**RECORDS TO USE:**
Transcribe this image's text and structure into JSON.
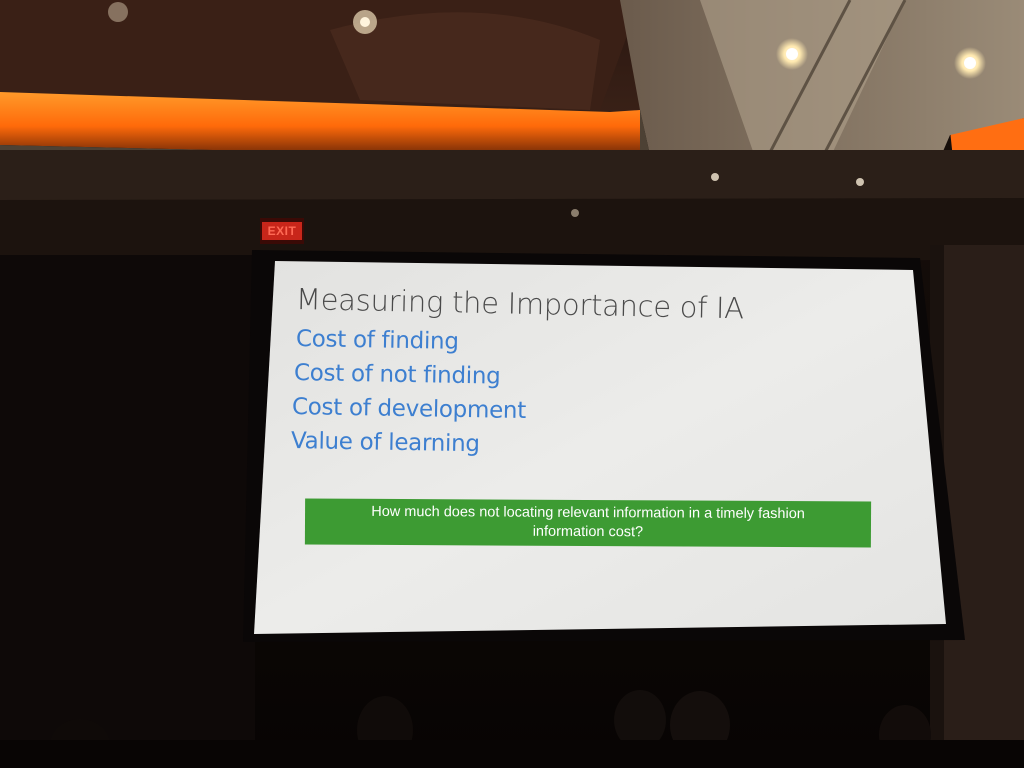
{
  "photo": {
    "exit_sign": "EXIT"
  },
  "slide": {
    "title": "Measuring the Importance of IA",
    "bullets": [
      "Cost of finding",
      "Cost of not finding",
      "Cost of development",
      "Value of learning"
    ],
    "callout": "How much does not locating relevant information in a timely fashion information cost?"
  },
  "colors": {
    "title_text": "#4a4a4a",
    "bullet_text": "#3d7fd0",
    "callout_background": "#3d9b33",
    "callout_text": "#ffffff",
    "screen_background": "#e9e9e7",
    "ceiling_glow": "#ff7a10",
    "exit_sign": "#ff3b2a"
  }
}
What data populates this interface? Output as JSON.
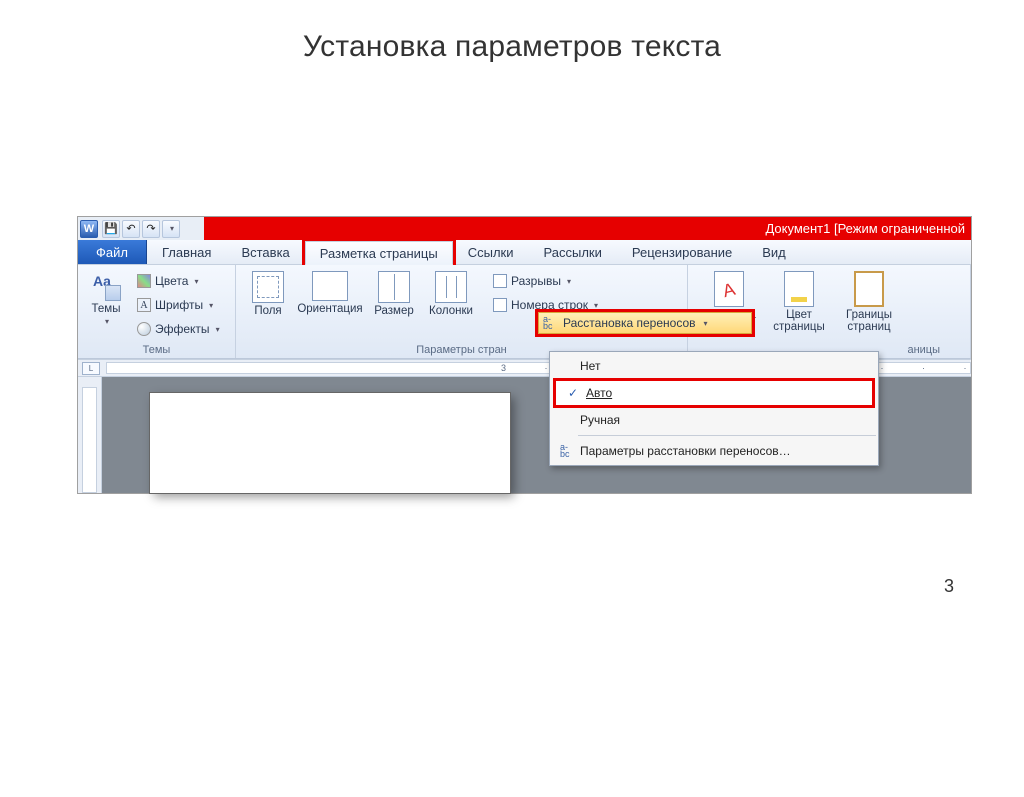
{
  "slide": {
    "title": "Установка параметров текста",
    "page_number": "3"
  },
  "titlebar": {
    "doc_title": "Документ1 [Режим ограниченной"
  },
  "tabs": {
    "file": "Файл",
    "home": "Главная",
    "insert": "Вставка",
    "page_layout": "Разметка страницы",
    "references": "Ссылки",
    "mailings": "Рассылки",
    "review": "Рецензирование",
    "view": "Вид"
  },
  "themes_group": {
    "label": "Темы",
    "themes_btn": "Темы",
    "colors": "Цвета",
    "fonts": "Шрифты",
    "effects": "Эффекты"
  },
  "page_setup_group": {
    "label": "Параметры стран",
    "margins": "Поля",
    "orientation": "Ориентация",
    "size": "Размер",
    "columns": "Колонки",
    "breaks": "Разрывы",
    "line_numbers": "Номера строк",
    "hyphenation": "Расстановка переносов"
  },
  "page_bg_group": {
    "label": "аницы",
    "watermark": "Подложка",
    "page_color": "Цвет страницы",
    "page_borders": "Границы страниц"
  },
  "hyph_menu": {
    "none": "Нет",
    "auto": "Авто",
    "manual": "Ручная",
    "options": "Параметры расстановки переносов…"
  },
  "ruler": {
    "ticks": "3 · · · 2 · · · 1 · · ·"
  }
}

**EXERCISE REQUIREMENTS:**
Restate the data above exactly, stripping out each image.

**SOLUTION:**
Transcribe this image's text and structure into JSON.
{
  "photo": {
    "exit_sign": "EXIT"
  },
  "slide": {
    "title": "Measuring the Importance of IA",
    "bullets": [
      "Cost of finding",
      "Cost of not finding",
      "Cost of development",
      "Value of learning"
    ],
    "callout": "How much does not locating relevant information in a timely fashion information cost?"
  },
  "colors": {
    "title_text": "#4a4a4a",
    "bullet_text": "#3d7fd0",
    "callout_background": "#3d9b33",
    "callout_text": "#ffffff",
    "screen_background": "#e9e9e7",
    "ceiling_glow": "#ff7a10",
    "exit_sign": "#ff3b2a"
  }
}
What data populates this interface? Output as JSON.
{
  "slide": {
    "title": "Установка параметров текста",
    "page_number": "3"
  },
  "titlebar": {
    "doc_title": "Документ1 [Режим ограниченной"
  },
  "tabs": {
    "file": "Файл",
    "home": "Главная",
    "insert": "Вставка",
    "page_layout": "Разметка страницы",
    "references": "Ссылки",
    "mailings": "Рассылки",
    "review": "Рецензирование",
    "view": "Вид"
  },
  "themes_group": {
    "label": "Темы",
    "themes_btn": "Темы",
    "colors": "Цвета",
    "fonts": "Шрифты",
    "effects": "Эффекты"
  },
  "page_setup_group": {
    "label": "Параметры стран",
    "margins": "Поля",
    "orientation": "Ориентация",
    "size": "Размер",
    "columns": "Колонки",
    "breaks": "Разрывы",
    "line_numbers": "Номера строк",
    "hyphenation": "Расстановка переносов"
  },
  "page_bg_group": {
    "label": "аницы",
    "watermark": "Подложка",
    "page_color": "Цвет страницы",
    "page_borders": "Границы страниц"
  },
  "hyph_menu": {
    "none": "Нет",
    "auto": "Авто",
    "manual": "Ручная",
    "options": "Параметры расстановки переносов…"
  },
  "ruler": {
    "ticks": "3 · · · 2 · · · 1 · · ·"
  }
}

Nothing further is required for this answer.